___ Page excerpt ___
[Videocardz] AMD Polaris 11 SKU spotted, has 16 Compute Units

Page 3 - Seeking answers? Join the AnandTech community: where nearly half-a-million members share solutions and discuss the latest tech.

jpiniero

Lifer
Oct 1, 2010
14,842
5,457
136
Based on what?

Well, peak-wise the P100 is roughly only 2X SP and DP of what Hawaii is. You'd have to think that Vega would be a refined Hawaii and the shrink would let them double the shader count plus higher clocks and would be much faster than P100. If it's only 4096 it would probably still be competitive but nowhere near the size of GP100.
 

ShintaiDK

Lifer
Apr 22, 2012
20,378
145
106
GTX780Ti
384bit with 336GB/s bandwidth

GTX980
256bit with 224GB/s bandwidth

I dont need to tell you which of the two is the fastest.

The difference is only half of the next change. And you can find example that a GTX780TI is faster due to memory bandwidth than a GTX980.
___
Instruction =
List every GPU or graphics card name that appears in the forum thread above, including its title. The entries that follow are taken from a different source than the thread above.
___ Recorded data ___
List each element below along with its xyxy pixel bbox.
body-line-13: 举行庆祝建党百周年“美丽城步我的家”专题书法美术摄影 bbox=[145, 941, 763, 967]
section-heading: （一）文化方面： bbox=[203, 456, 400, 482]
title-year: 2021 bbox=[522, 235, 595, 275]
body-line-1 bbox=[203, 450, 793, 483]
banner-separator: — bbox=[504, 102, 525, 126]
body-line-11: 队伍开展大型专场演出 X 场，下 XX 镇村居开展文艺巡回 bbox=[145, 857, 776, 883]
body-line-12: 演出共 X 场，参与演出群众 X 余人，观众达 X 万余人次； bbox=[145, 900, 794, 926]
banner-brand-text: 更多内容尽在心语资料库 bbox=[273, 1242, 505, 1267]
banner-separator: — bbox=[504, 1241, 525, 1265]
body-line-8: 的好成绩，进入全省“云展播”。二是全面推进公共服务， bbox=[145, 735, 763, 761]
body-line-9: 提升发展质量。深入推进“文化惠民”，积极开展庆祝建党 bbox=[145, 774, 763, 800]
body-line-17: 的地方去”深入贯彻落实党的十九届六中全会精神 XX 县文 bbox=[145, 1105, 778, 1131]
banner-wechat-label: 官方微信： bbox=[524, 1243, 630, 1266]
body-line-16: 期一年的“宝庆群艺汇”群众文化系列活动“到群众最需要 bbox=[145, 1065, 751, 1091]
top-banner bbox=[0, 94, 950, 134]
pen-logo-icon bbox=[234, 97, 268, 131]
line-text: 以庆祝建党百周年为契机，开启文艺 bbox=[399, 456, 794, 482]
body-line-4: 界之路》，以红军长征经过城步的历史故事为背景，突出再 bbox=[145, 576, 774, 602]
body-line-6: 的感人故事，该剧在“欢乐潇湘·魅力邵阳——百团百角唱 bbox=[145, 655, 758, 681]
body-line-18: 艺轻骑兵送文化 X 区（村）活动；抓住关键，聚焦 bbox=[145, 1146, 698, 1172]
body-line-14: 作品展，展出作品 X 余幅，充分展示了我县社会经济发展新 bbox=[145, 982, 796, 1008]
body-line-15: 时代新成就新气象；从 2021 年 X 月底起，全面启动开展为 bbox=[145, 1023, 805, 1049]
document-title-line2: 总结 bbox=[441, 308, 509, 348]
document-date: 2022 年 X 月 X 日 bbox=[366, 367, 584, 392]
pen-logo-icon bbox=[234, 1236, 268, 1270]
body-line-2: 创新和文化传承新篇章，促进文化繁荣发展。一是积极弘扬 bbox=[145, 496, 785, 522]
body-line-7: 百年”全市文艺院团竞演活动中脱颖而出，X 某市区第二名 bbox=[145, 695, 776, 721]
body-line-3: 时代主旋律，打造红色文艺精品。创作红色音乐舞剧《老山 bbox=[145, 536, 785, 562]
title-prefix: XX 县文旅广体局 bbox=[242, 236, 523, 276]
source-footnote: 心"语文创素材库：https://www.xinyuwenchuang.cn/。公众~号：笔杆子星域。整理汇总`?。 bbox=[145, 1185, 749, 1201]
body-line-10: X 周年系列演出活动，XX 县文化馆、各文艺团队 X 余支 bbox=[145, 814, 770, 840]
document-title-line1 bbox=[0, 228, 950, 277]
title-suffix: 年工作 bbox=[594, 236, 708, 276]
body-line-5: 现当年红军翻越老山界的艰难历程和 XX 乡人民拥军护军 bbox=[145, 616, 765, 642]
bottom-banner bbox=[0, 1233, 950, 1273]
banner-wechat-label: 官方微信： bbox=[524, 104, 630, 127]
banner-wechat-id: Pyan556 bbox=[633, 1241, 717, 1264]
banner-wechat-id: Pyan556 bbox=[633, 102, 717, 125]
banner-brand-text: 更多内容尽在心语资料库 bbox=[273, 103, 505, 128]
___
Exercise solution =
Polaris 11, P100, Hawaii, Vega, GP100, GTX780Ti, GTX980